DO THIS: Images are not part of the copy; write out the rest of the data exactly as given.

MATERIAL SHOWN:
— BEGIN —

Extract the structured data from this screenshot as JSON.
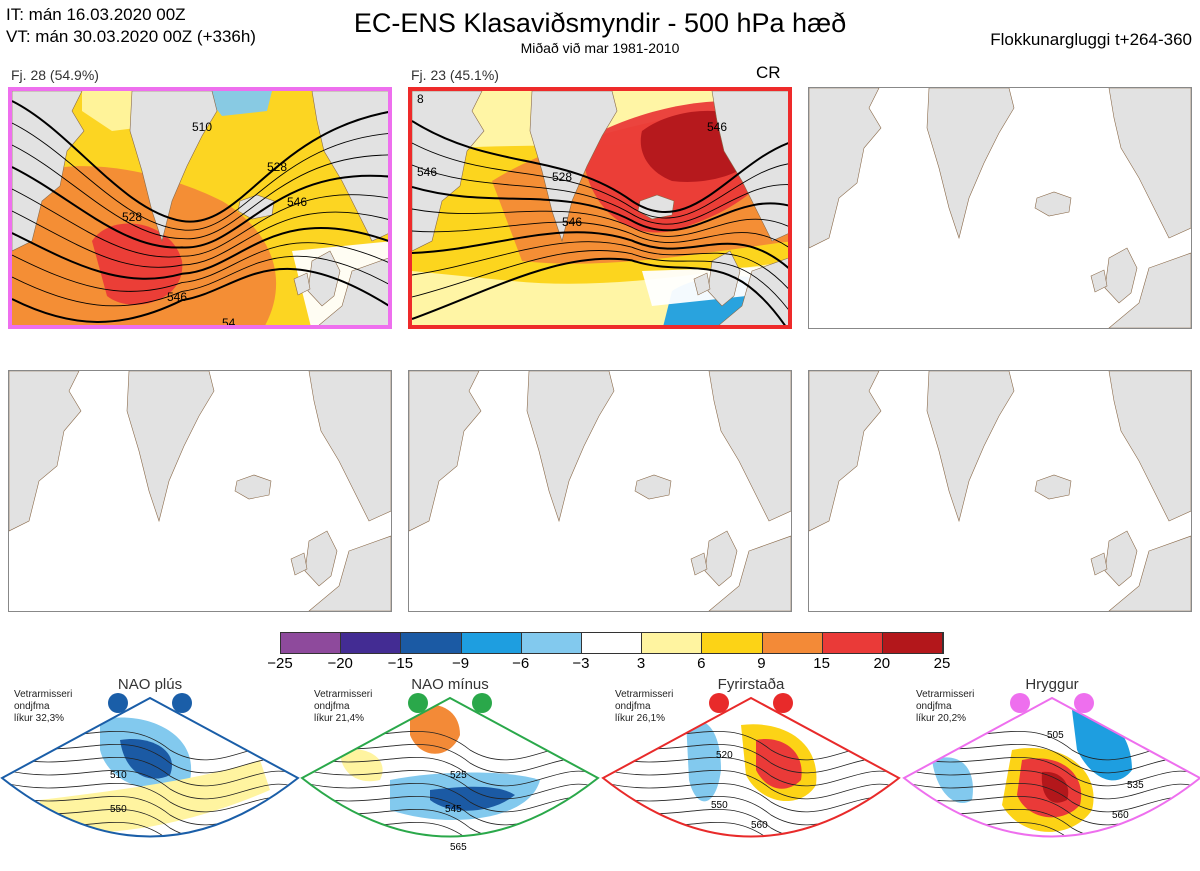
{
  "header": {
    "init_line": "IT: mán 16.03.2020 00Z",
    "valid_line": "VT: mán 30.03.2020 00Z  (+336h)",
    "title": "EC-ENS Klasaviðsmyndir - 500 hPa hæð",
    "subtitle": "Miðað við mar 1981-2010",
    "window": "Flokkunargluggi t+264-360"
  },
  "clusters": [
    {
      "label": "Fj. 28 (54.9%)",
      "border_color": "#ee6fee",
      "contours": [
        "510",
        "528",
        "546",
        "528",
        "546",
        "54"
      ],
      "tag": ""
    },
    {
      "label": "Fj. 23 (45.1%)",
      "border_color": "#ee2a2a",
      "contours": [
        "546",
        "528",
        "546",
        "546",
        "8"
      ],
      "tag": "CR"
    },
    {
      "label": "",
      "border_color": "#888888",
      "contours": [],
      "tag": ""
    },
    {
      "label": "",
      "border_color": "#888888",
      "contours": [],
      "tag": ""
    },
    {
      "label": "",
      "border_color": "#888888",
      "contours": [],
      "tag": ""
    },
    {
      "label": "",
      "border_color": "#888888",
      "contours": [],
      "tag": ""
    }
  ],
  "colorbar": {
    "labels": [
      "−25",
      "−20",
      "−15",
      "−9",
      "−6",
      "−3",
      "3",
      "6",
      "9",
      "15",
      "20",
      "25"
    ],
    "colors": [
      "#8e4a9c",
      "#432c93",
      "#1b5aa4",
      "#1e9ee0",
      "#82c9ee",
      "#ffffff",
      "#fff4a0",
      "#fcd316",
      "#f38a37",
      "#ea3a38",
      "#b3171b"
    ]
  },
  "regimes": [
    {
      "name": "NAO plús",
      "note": [
        "Vetrarmisseri",
        "ondjfma",
        "líkur 32,3%"
      ],
      "color": "#1a5ea8",
      "contours": [
        "510",
        "550"
      ]
    },
    {
      "name": "NAO mínus",
      "note": [
        "Vetrarmisseri",
        "ondjfma",
        "líkur 21,4%"
      ],
      "color": "#2aa84a",
      "contours": [
        "525",
        "545",
        "565"
      ]
    },
    {
      "name": "Fyrirstaða",
      "note": [
        "Vetrarmisseri",
        "ondjfma",
        "líkur 26,1%"
      ],
      "color": "#e82a2a",
      "contours": [
        "520",
        "550",
        "560"
      ]
    },
    {
      "name": "Hryggur",
      "note": [
        "Vetrarmisseri",
        "ondjfma",
        "líkur 20,2%"
      ],
      "color": "#ee6fee",
      "contours": [
        "505",
        "535",
        "560"
      ]
    }
  ]
}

— END —

EXERCISE SOLUTION:
Extract the structured data from this screenshot as JSON.
{
  "header": {
    "init_line": "IT: mán 16.03.2020 00Z",
    "valid_line": "VT: mán 30.03.2020 00Z  (+336h)",
    "title": "EC-ENS Klasaviðsmyndir - 500 hPa hæð",
    "subtitle": "Miðað við mar 1981-2010",
    "window": "Flokkunargluggi t+264-360"
  },
  "clusters": [
    {
      "label": "Fj. 28 (54.9%)",
      "border_color": "#ee6fee",
      "contours": [
        "510",
        "528",
        "546",
        "528",
        "546",
        "54"
      ],
      "tag": ""
    },
    {
      "label": "Fj. 23 (45.1%)",
      "border_color": "#ee2a2a",
      "contours": [
        "546",
        "528",
        "546",
        "546",
        "8"
      ],
      "tag": "CR"
    },
    {
      "label": "",
      "border_color": "#888888",
      "contours": [],
      "tag": ""
    },
    {
      "label": "",
      "border_color": "#888888",
      "contours": [],
      "tag": ""
    },
    {
      "label": "",
      "border_color": "#888888",
      "contours": [],
      "tag": ""
    },
    {
      "label": "",
      "border_color": "#888888",
      "contours": [],
      "tag": ""
    }
  ],
  "colorbar": {
    "labels": [
      "−25",
      "−20",
      "−15",
      "−9",
      "−6",
      "−3",
      "3",
      "6",
      "9",
      "15",
      "20",
      "25"
    ],
    "colors": [
      "#8e4a9c",
      "#432c93",
      "#1b5aa4",
      "#1e9ee0",
      "#82c9ee",
      "#ffffff",
      "#fff4a0",
      "#fcd316",
      "#f38a37",
      "#ea3a38",
      "#b3171b"
    ]
  },
  "regimes": [
    {
      "name": "NAO plús",
      "note": [
        "Vetrarmisseri",
        "ondjfma",
        "líkur 32,3%"
      ],
      "color": "#1a5ea8",
      "contours": [
        "510",
        "550"
      ]
    },
    {
      "name": "NAO mínus",
      "note": [
        "Vetrarmisseri",
        "ondjfma",
        "líkur 21,4%"
      ],
      "color": "#2aa84a",
      "contours": [
        "525",
        "545",
        "565"
      ]
    },
    {
      "name": "Fyrirstaða",
      "note": [
        "Vetrarmisseri",
        "ondjfma",
        "líkur 26,1%"
      ],
      "color": "#e82a2a",
      "contours": [
        "520",
        "550",
        "560"
      ]
    },
    {
      "name": "Hryggur",
      "note": [
        "Vetrarmisseri",
        "ondjfma",
        "líkur 20,2%"
      ],
      "color": "#ee6fee",
      "contours": [
        "505",
        "535",
        "560"
      ]
    }
  ]
}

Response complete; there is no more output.